◆ Written request: Set down the material once more, exactly as it appears.
** Begin **
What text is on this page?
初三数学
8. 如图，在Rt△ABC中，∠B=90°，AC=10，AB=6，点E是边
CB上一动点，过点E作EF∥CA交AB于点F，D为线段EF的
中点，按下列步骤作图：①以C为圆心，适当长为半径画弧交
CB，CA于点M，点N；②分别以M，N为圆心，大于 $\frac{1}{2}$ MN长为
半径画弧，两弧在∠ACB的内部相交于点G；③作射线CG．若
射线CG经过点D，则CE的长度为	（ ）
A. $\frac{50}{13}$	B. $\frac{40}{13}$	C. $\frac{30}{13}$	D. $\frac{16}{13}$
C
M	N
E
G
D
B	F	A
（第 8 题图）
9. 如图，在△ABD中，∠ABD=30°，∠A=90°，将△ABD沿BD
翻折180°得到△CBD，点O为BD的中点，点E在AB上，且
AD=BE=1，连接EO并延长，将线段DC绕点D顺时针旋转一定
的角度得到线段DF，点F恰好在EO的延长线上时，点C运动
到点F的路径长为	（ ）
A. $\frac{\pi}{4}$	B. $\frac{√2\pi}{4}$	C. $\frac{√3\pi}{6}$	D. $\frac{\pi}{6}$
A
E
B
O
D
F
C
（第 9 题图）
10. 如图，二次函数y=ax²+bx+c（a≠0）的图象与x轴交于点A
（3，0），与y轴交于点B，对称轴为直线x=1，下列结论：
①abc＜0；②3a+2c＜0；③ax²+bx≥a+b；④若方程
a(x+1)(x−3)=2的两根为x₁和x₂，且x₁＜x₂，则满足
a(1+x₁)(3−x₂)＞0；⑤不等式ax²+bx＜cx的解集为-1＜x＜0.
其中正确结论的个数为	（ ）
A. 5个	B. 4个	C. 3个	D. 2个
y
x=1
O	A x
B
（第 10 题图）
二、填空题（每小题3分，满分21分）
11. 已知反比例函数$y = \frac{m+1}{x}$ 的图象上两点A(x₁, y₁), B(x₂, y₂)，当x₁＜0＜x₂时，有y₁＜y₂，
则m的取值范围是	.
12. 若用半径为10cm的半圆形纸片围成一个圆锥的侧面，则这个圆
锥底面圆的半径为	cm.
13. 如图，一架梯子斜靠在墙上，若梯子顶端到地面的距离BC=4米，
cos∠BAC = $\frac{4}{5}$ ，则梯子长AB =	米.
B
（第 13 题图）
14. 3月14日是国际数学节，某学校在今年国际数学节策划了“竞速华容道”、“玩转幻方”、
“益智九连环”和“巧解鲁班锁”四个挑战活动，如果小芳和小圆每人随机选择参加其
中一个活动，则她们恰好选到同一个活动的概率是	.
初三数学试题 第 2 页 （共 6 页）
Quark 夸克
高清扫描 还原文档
** End **
◆ Solution for this problem:
What text is on this page?
初三数学
8. 如图，在Rt△ABC中，∠B=90°，AC=10，AB=6，点E是边
CB上一动点，过点E作EF∥CA交AB于点F，D为线段EF的
中点，按下列步骤作图：①以C为圆心，适当长为半径画弧交
CB，CA于点M，点N；②分别以M，N为圆心，大于 $\frac{1}{2}$ MN长为
半径画弧，两弧在∠ACB的内部相交于点G；③作射线CG．若
射线CG经过点D，则CE的长度为	（ ）
A. $\frac{50}{13}$	B. $\frac{40}{13}$	C. $\frac{30}{13}$	D. $\frac{16}{13}$
C
M	N
E
G
D
B	F	A
（第 8 题图）
9. 如图，在△ABD中，∠ABD=30°，∠A=90°，将△ABD沿BD
翻折180°得到△CBD，点O为BD的中点，点E在AB上，且
AD=BE=1，连接EO并延长，将线段DC绕点D顺时针旋转一定
的角度得到线段DF，点F恰好在EO的延长线上时，点C运动
到点F的路径长为	（ ）
A. $\frac{\pi}{4}$	B. $\frac{√2\pi}{4}$	C. $\frac{√3\pi}{6}$	D. $\frac{\pi}{6}$
A
E
B
O
D
F
C
（第 9 题图）
10. 如图，二次函数y=ax²+bx+c（a≠0）的图象与x轴交于点A
（3，0），与y轴交于点B，对称轴为直线x=1，下列结论：
①abc＜0；②3a+2c＜0；③ax²+bx≥a+b；④若方程
a(x+1)(x−3)=2的两根为x₁和x₂，且x₁＜x₂，则满足
a(1+x₁)(3−x₂)＞0；⑤不等式ax²+bx＜cx的解集为-1＜x＜0.
其中正确结论的个数为	（ ）
A. 5个	B. 4个	C. 3个	D. 2个
y
x=1
O	A x
B
（第 10 题图）
二、填空题（每小题3分，满分21分）
11. 已知反比例函数$y = \frac{m+1}{x}$ 的图象上两点A(x₁, y₁), B(x₂, y₂)，当x₁＜0＜x₂时，有y₁＜y₂，
则m的取值范围是	.
12. 若用半径为10cm的半圆形纸片围成一个圆锥的侧面，则这个圆
锥底面圆的半径为	cm.
13. 如图，一架梯子斜靠在墙上，若梯子顶端到地面的距离BC=4米，
cos∠BAC = $\frac{4}{5}$ ，则梯子长AB =	米.
B
（第 13 题图）
14. 3月14日是国际数学节，某学校在今年国际数学节策划了“竞速华容道”、“玩转幻方”、
“益智九连环”和“巧解鲁班锁”四个挑战活动，如果小芳和小圆每人随机选择参加其
中一个活动，则她们恰好选到同一个活动的概率是	.
初三数学试题 第 2 页 （共 6 页）
Quark 夸克
高清扫描 还原文档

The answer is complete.